= André Gertler =

Hungarian classical violinist and teacher

André Gertler (26 July 1907 – 23 July 1998) was a Hungarian classical violinist and teacher.
Professor at the Royal Conservatory of Brussels (1940–1977), Professor at the Cologne Academy of Music (1954–1957), Professor at the College of Music in Hannover (1964), founder and leader of the Gertler Quartet.

== Biography ==

Andre Gertler (Hungarian name Gertler Endre) was born in Budapest, Hungary. The talent for arts manifested in his family in several fields: one of his two brothers, Pál Gertler, became a painter while Viktor Gertler was a famous movie director in Hungary.

He started his violin studies at the age of six in Budapest, finishing it at the Franz Liszt Academy of Music with a degree recital in 1925, where his teachers were József Bloch, Oszkár Studer, Jenő Hubay, Leo Weiner (chamber music), and Zoltán Kodály (composition).

As many other Hubay-students neither did Gertler continue his career in Hungary, He settled in Brussels in 1928, with recommendations of his teachers, where he could improve his technique by Eugène Ysaÿe. After his first concerts in Brussels followed several concert engagements in Belgium, Netherlands, Switzerland, France and in Italy. He became a teacher at the Royal Conservatory of Brussels, in Belgium.
He founded the Gertler Quartett with the young violinist Baumann in 1931, leading his quartet he toured the world's stages for two decades (1931-1951). They performed yearly in Budapest between 1932 and 1936, including Bartók's quartets among others in their programs.

His reputation in Belgium is shown by the fact, that already in 1937 he was a member of the Jury of the Queen Elisabeth Competition in Brussels, but he was on the jury of several other international competitions, the Henryk Wieniawski Violin Competition in 1952. (Poznan), where he made the acquaintance of the first prize winner Igor Oistrakh he tied to him a lifelong friendship.

He was married to the Danish pianist Diane Andersen, with whom he regularly concertized and recorded.

== Commitment to contemporary music ==

Although there were professional tensions between his master, the conservatively inclined Hubay and the progressively minded Bartók, both his master and Bartók's music were destined to play a major role in the activities of Gertler. His real debut at the Franz Liszt Academy of Music had been done some months before his degree recital. The program of this concert anticipated his commitment to the contemporary music: two new Swiss works, Violin Concerto of Hermann Suter and Volkmar Andreae's Rhapsody.

Gertler was a great admirer of Béla Bartók. He recorded the complete violin works of the composer for the Supraphon label, including his two concertos, that was awarded Grand Prix du Disque in Paris (1967). He is considered one of the best players of Bartók's music. His recording of the 44 duos for violins, with Josef Suk, is considered one of the best versions available. Bartók and Gertler met first in connection with the transcribing of the Sonatina for violin and piano presumably in 1926, learning at first hand the composer's performance intentions for his own music. Bartók and Gertler gave concerts together, first at Papa (Hungary) in 1937, after it in Antwerp and Brussels in 1938.

## Given entries

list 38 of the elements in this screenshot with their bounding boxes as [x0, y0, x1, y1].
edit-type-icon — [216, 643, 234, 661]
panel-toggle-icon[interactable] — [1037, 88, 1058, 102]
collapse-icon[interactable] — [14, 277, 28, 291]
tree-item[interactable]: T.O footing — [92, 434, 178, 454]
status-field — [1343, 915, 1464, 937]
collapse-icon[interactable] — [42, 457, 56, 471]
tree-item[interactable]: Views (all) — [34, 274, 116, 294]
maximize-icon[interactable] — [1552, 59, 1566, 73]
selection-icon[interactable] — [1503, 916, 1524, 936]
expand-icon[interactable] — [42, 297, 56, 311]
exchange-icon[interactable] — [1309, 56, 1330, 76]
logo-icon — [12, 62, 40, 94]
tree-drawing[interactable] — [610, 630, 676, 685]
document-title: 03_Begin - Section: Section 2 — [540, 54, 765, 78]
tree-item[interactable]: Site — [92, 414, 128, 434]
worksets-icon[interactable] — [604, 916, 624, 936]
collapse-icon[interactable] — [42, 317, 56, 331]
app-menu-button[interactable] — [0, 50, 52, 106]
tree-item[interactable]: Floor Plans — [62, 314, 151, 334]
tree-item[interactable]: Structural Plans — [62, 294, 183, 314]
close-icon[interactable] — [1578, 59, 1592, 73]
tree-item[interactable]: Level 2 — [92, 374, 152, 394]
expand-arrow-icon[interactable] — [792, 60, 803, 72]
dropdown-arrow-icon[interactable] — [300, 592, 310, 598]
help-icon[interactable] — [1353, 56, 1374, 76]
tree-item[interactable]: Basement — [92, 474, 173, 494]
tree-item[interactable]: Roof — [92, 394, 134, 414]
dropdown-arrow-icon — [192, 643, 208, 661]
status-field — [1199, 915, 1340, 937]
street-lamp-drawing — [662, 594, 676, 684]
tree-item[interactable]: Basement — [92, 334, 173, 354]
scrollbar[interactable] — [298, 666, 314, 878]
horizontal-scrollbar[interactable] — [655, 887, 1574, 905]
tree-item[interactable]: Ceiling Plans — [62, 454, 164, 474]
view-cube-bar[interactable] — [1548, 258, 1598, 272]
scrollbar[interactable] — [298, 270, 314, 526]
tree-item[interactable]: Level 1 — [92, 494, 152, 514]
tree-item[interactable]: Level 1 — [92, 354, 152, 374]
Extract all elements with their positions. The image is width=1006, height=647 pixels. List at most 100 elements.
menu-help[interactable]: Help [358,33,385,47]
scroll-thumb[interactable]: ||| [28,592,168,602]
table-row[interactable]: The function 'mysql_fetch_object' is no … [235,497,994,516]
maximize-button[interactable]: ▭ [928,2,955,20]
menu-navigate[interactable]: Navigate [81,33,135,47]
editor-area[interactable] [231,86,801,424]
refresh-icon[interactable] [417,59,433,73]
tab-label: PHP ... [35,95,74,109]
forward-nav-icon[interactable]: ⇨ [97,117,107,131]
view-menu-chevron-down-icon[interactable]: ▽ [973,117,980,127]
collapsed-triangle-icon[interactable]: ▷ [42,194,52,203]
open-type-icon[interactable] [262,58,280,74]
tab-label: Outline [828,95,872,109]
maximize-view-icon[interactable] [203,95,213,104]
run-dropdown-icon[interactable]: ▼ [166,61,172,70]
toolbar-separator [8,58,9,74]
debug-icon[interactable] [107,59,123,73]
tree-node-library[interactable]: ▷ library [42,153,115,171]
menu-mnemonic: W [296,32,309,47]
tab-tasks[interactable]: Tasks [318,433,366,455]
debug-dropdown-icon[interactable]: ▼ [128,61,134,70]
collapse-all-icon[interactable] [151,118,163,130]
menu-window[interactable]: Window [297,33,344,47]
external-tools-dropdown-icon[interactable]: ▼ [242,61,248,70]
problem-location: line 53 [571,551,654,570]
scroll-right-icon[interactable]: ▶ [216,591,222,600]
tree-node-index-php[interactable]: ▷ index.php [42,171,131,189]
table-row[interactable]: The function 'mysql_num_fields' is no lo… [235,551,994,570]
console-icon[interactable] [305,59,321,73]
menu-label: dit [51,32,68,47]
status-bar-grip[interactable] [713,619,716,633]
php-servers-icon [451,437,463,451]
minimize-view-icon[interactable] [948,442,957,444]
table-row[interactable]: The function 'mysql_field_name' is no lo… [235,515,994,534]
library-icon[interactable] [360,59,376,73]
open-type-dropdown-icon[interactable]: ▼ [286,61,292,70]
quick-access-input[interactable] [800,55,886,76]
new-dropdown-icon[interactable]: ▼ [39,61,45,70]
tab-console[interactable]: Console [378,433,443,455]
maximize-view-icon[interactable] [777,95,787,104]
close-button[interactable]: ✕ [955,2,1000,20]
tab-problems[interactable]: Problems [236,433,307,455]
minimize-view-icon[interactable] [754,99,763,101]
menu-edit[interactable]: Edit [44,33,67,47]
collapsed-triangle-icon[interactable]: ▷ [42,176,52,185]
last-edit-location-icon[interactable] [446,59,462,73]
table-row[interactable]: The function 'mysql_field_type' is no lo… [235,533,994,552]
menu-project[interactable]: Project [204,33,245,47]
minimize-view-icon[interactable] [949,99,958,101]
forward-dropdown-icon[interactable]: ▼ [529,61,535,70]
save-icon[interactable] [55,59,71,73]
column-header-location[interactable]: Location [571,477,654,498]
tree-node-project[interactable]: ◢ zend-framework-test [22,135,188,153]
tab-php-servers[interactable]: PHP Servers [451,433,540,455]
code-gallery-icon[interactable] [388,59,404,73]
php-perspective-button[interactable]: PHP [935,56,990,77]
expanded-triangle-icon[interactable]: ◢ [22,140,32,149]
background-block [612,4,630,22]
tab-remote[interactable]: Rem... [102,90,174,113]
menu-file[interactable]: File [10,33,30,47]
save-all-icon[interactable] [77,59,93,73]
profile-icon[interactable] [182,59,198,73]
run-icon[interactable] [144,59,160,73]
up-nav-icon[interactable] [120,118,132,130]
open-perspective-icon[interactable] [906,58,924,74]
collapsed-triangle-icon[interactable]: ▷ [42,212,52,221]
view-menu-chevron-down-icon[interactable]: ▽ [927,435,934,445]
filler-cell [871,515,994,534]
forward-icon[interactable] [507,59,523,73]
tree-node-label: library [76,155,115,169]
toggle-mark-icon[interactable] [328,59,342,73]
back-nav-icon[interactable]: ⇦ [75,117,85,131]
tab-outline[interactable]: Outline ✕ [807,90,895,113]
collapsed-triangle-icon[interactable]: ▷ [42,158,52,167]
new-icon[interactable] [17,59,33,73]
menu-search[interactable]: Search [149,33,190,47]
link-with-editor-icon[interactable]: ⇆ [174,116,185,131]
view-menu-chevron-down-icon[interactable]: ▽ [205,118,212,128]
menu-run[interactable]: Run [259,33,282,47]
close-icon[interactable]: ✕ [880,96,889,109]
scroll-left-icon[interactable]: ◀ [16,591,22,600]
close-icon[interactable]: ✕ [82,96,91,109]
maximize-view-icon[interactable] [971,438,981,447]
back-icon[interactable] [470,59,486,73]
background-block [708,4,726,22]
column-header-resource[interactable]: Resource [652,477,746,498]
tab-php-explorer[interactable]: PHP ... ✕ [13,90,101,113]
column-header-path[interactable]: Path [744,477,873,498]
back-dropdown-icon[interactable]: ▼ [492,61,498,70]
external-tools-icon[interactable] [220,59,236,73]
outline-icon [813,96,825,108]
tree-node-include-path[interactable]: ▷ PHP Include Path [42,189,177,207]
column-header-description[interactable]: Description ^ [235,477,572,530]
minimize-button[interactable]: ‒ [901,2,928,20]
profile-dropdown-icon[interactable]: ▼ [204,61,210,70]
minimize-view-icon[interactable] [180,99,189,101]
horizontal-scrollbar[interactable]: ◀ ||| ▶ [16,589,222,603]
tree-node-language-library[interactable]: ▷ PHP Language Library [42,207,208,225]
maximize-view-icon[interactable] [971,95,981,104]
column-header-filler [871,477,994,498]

## Objective
In the article on André Gertler, give the stretch from "He founded the" through "in their programs." again, substituting "twenty years" for "two decades".

## Complete answer
He founded the Gertler Quartett with the young violinist Baumann in 1931, leading his quartet he toured the world's stages for twenty years (1931-1951). They performed yearly in Budapest between 1932 and 1936, including Bartók's quartets among others in their programs.